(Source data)

::::::::::

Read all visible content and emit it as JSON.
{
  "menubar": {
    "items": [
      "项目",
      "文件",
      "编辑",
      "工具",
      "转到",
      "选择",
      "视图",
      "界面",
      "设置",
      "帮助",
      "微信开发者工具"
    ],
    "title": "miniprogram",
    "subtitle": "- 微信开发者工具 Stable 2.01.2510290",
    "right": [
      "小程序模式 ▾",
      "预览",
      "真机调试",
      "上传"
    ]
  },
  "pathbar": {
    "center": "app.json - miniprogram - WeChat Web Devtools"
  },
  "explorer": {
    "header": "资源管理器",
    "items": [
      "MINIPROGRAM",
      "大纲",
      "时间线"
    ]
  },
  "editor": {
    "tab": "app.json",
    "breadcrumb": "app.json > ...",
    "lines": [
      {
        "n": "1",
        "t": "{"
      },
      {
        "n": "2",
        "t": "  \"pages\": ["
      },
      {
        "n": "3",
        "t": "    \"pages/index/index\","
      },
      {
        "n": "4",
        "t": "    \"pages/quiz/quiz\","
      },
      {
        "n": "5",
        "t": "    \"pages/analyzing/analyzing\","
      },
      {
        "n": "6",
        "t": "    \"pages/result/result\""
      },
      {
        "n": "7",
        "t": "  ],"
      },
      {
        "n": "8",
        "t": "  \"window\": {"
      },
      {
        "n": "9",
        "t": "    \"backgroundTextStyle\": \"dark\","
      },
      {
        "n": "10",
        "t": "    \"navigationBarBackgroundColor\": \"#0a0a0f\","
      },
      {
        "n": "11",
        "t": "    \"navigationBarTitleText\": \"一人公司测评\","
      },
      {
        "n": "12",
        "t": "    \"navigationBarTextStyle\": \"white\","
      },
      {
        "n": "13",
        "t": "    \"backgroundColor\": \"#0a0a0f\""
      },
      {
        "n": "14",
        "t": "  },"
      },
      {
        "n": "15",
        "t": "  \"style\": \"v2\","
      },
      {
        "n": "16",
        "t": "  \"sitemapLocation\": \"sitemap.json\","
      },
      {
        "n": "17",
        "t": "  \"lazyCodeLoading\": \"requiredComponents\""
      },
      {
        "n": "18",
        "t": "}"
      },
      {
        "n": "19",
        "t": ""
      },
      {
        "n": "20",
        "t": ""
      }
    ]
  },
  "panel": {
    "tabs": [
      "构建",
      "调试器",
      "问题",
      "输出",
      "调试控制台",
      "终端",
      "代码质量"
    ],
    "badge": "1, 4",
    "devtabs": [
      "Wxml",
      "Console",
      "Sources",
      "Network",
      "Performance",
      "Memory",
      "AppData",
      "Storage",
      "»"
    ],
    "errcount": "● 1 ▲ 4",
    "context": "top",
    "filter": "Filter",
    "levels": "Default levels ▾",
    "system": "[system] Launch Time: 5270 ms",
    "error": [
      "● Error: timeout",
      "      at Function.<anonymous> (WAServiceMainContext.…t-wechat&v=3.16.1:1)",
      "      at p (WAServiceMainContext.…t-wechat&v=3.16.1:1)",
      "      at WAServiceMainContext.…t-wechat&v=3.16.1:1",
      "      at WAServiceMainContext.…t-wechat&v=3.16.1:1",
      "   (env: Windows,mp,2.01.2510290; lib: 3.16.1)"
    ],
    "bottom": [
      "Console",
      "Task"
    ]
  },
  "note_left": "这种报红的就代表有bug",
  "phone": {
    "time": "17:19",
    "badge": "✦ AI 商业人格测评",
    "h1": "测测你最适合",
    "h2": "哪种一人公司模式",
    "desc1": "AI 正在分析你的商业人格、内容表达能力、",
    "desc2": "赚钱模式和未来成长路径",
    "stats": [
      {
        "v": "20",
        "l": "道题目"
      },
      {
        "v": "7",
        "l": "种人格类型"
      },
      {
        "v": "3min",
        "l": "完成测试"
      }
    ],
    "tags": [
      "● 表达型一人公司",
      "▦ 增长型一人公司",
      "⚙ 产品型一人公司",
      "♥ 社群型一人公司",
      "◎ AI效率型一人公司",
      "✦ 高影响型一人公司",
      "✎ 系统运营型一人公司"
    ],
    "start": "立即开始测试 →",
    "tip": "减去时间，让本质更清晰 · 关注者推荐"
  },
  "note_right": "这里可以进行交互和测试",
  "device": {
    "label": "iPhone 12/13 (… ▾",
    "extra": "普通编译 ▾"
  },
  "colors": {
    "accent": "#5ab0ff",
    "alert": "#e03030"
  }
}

::::::::::

**Task statement**
Repeat the lines above exactly.

**Exercise response**
Read all visible content and emit it as JSON.
{
  "menubar": {
    "items": [
      "项目",
      "文件",
      "编辑",
      "工具",
      "转到",
      "选择",
      "视图",
      "界面",
      "设置",
      "帮助",
      "微信开发者工具"
    ],
    "title": "miniprogram",
    "subtitle": "- 微信开发者工具 Stable 2.01.2510290",
    "right": [
      "小程序模式 ▾",
      "预览",
      "真机调试",
      "上传"
    ]
  },
  "pathbar": {
    "center": "app.json - miniprogram - WeChat Web Devtools"
  },
  "explorer": {
    "header": "资源管理器",
    "items": [
      "MINIPROGRAM",
      "大纲",
      "时间线"
    ]
  },
  "editor": {
    "tab": "app.json",
    "breadcrumb": "app.json > ...",
    "lines": [
      {
        "n": "1",
        "t": "{"
      },
      {
        "n": "2",
        "t": "  \"pages\": ["
      },
      {
        "n": "3",
        "t": "    \"pages/index/index\","
      },
      {
        "n": "4",
        "t": "    \"pages/quiz/quiz\","
      },
      {
        "n": "5",
        "t": "    \"pages/analyzing/analyzing\","
      },
      {
        "n": "6",
        "t": "    \"pages/result/result\""
      },
      {
        "n": "7",
        "t": "  ],"
      },
      {
        "n": "8",
        "t": "  \"window\": {"
      },
      {
        "n": "9",
        "t": "    \"backgroundTextStyle\": \"dark\","
      },
      {
        "n": "10",
        "t": "    \"navigationBarBackgroundColor\": \"#0a0a0f\","
      },
      {
        "n": "11",
        "t": "    \"navigationBarTitleText\": \"一人公司测评\","
      },
      {
        "n": "12",
        "t": "    \"navigationBarTextStyle\": \"white\","
      },
      {
        "n": "13",
        "t": "    \"backgroundColor\": \"#0a0a0f\""
      },
      {
        "n": "14",
        "t": "  },"
      },
      {
        "n": "15",
        "t": "  \"style\": \"v2\","
      },
      {
        "n": "16",
        "t": "  \"sitemapLocation\": \"sitemap.json\","
      },
      {
        "n": "17",
        "t": "  \"lazyCodeLoading\": \"requiredComponents\""
      },
      {
        "n": "18",
        "t": "}"
      },
      {
        "n": "19",
        "t": ""
      },
      {
        "n": "20",
        "t": ""
      }
    ]
  },
  "panel": {
    "tabs": [
      "构建",
      "调试器",
      "问题",
      "输出",
      "调试控制台",
      "终端",
      "代码质量"
    ],
    "badge": "1, 4",
    "devtabs": [
      "Wxml",
      "Console",
      "Sources",
      "Network",
      "Performance",
      "Memory",
      "AppData",
      "Storage",
      "»"
    ],
    "errcount": "● 1 ▲ 4",
    "context": "top",
    "filter": "Filter",
    "levels": "Default levels ▾",
    "system": "[system] Launch Time: 5270 ms",
    "error": [
      "● Error: timeout",
      "      at Function.<anonymous> (WAServiceMainContext.…t-wechat&v=3.16.1:1)",
      "      at p (WAServiceMainContext.…t-wechat&v=3.16.1:1)",
      "      at WAServiceMainContext.…t-wechat&v=3.16.1:1",
      "      at WAServiceMainContext.…t-wechat&v=3.16.1:1",
      "   (env: Windows,mp,2.01.2510290; lib: 3.16.1)"
    ],
    "bottom": [
      "Console",
      "Task"
    ]
  },
  "note_left": "这种报红的就代表有bug",
  "phone": {
    "time": "17:19",
    "badge": "✦ AI 商业人格测评",
    "h1": "测测你最适合",
    "h2": "哪种一人公司模式",
    "desc1": "AI 正在分析你的商业人格、内容表达能力、",
    "desc2": "赚钱模式和未来成长路径",
    "stats": [
      {
        "v": "20",
        "l": "道题目"
      },
      {
        "v": "7",
        "l": "种人格类型"
      },
      {
        "v": "3min",
        "l": "完成测试"
      }
    ],
    "tags": [
      "● 表达型一人公司",
      "▦ 增长型一人公司",
      "⚙ 产品型一人公司",
      "♥ 社群型一人公司",
      "◎ AI效率型一人公司",
      "✦ 高影响型一人公司",
      "✎ 系统运营型一人公司"
    ],
    "start": "立即开始测试 →",
    "tip": "减去时间，让本质更清晰 · 关注者推荐"
  },
  "note_right": "这里可以进行交互和测试",
  "device": {
    "label": "iPhone 12/13 (… ▾",
    "extra": "普通编译 ▾"
  },
  "colors": {
    "accent": "#5ab0ff",
    "alert": "#e03030"
  }
}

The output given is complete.